Data -
________________________________________
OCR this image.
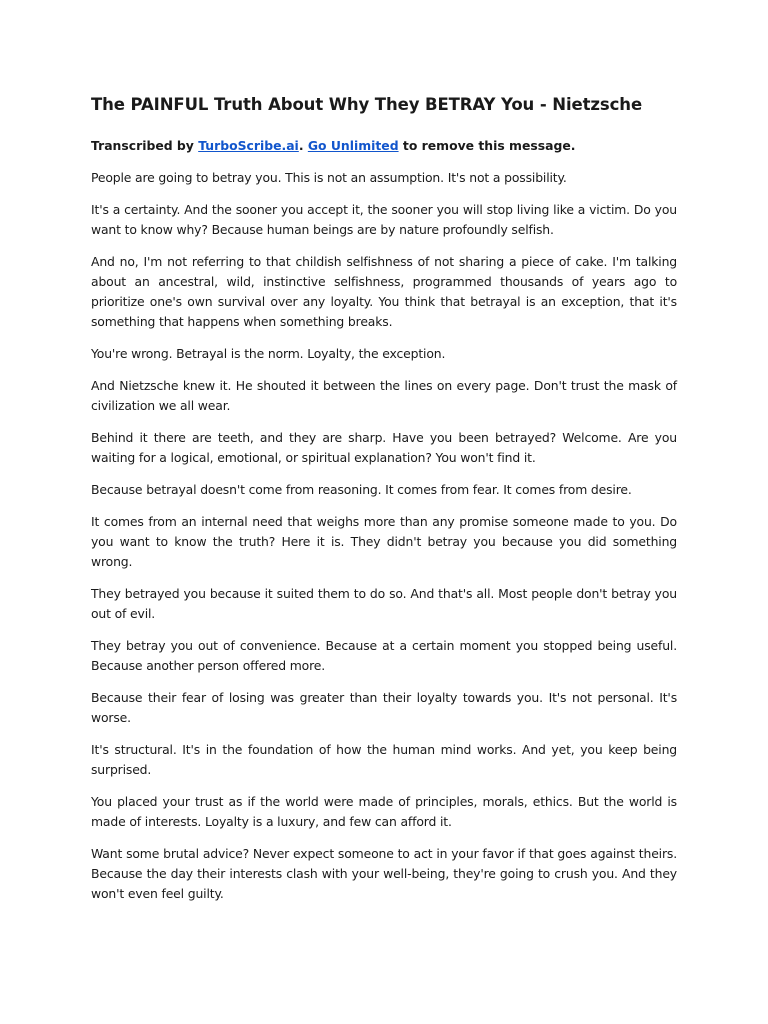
The PAINFUL Truth About Why They BETRAY You - Nietzsche

Transcribed by TurboScribe.ai. Go Unlimited to remove this message.

People are going to betray you. This is not an assumption. It's not a possibility.

It's a certainty. And the sooner you accept it, the sooner you will stop living like a victim. Do you want to know why? Because human beings are by nature profoundly selfish.

And no, I'm not referring to that childish selfishness of not sharing a piece of cake. I'm talking about an ancestral, wild, instinctive selfishness, programmed thousands of years ago to prioritize one's own survival over any loyalty. You think that betrayal is an exception, that it's something that happens when something breaks.

You're wrong. Betrayal is the norm. Loyalty, the exception.

And Nietzsche knew it. He shouted it between the lines on every page. Don't trust the mask of civilization we all wear.

Behind it there are teeth, and they are sharp. Have you been betrayed? Welcome. Are you waiting for a logical, emotional, or spiritual explanation? You won't find it.

Because betrayal doesn't come from reasoning. It comes from fear. It comes from desire.

It comes from an internal need that weighs more than any promise someone made to you. Do you want to know the truth? Here it is. They didn't betray you because you did something wrong.

They betrayed you because it suited them to do so. And that's all. Most people don't betray you out of evil.

They betray you out of convenience. Because at a certain moment you stopped being useful. Because another person offered more.

Because their fear of losing was greater than their loyalty towards you. It's not personal. It's worse.

It's structural. It's in the foundation of how the human mind works. And yet, you keep being surprised.

You placed your trust as if the world were made of principles, morals, ethics. But the world is made of interests. Loyalty is a luxury, and few can afford it.

Want some brutal advice? Never expect someone to act in your favor if that goes against theirs. Because the day their interests clash with your well-being, they're going to crush you. And they won't even feel guilty.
________________________________________
Directive - Return all lines with the word "human" in them.

Response to this exercise -
It's a certainty. And the sooner you accept it, the sooner you will stop living like a victim. Do you want to know why? Because human beings are by nature profoundly selfish.
It's structural. It's in the foundation of how the human mind works. And yet, you keep being surprised.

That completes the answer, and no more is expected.